Report every line from the material that contains the word "text".

════════════════════

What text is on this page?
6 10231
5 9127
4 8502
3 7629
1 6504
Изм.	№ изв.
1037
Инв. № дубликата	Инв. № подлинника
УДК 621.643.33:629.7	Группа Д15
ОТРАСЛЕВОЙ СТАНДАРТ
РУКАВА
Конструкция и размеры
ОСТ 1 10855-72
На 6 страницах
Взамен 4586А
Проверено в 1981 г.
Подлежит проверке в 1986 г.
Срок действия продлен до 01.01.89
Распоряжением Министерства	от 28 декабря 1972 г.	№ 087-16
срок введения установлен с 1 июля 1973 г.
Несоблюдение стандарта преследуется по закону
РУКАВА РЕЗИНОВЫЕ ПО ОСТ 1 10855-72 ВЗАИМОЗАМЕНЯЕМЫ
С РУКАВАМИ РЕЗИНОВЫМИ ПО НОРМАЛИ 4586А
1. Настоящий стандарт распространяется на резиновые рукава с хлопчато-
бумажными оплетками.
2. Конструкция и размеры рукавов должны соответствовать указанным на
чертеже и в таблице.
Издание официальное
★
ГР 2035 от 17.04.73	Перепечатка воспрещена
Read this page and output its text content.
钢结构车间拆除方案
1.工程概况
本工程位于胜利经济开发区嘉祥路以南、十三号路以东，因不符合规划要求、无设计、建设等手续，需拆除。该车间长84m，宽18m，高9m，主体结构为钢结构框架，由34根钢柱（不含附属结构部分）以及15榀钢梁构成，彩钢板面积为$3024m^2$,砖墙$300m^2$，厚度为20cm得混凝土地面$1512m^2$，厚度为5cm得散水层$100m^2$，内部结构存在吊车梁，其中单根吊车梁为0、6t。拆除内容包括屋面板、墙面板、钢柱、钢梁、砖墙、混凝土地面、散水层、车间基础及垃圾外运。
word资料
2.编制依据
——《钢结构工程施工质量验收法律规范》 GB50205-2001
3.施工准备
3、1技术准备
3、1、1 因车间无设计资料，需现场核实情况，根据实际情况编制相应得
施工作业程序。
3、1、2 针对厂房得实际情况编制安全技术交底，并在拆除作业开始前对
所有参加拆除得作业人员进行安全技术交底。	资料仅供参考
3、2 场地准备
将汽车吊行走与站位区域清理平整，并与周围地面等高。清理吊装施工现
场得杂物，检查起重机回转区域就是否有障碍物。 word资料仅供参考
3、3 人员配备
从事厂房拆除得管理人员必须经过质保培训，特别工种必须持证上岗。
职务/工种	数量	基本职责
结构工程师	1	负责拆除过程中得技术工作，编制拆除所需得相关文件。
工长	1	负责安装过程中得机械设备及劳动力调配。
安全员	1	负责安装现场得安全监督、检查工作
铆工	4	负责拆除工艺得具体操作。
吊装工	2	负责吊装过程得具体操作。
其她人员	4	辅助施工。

════════════════════

Reply to the exercise
What text is on this page?
Read this page and output its text content.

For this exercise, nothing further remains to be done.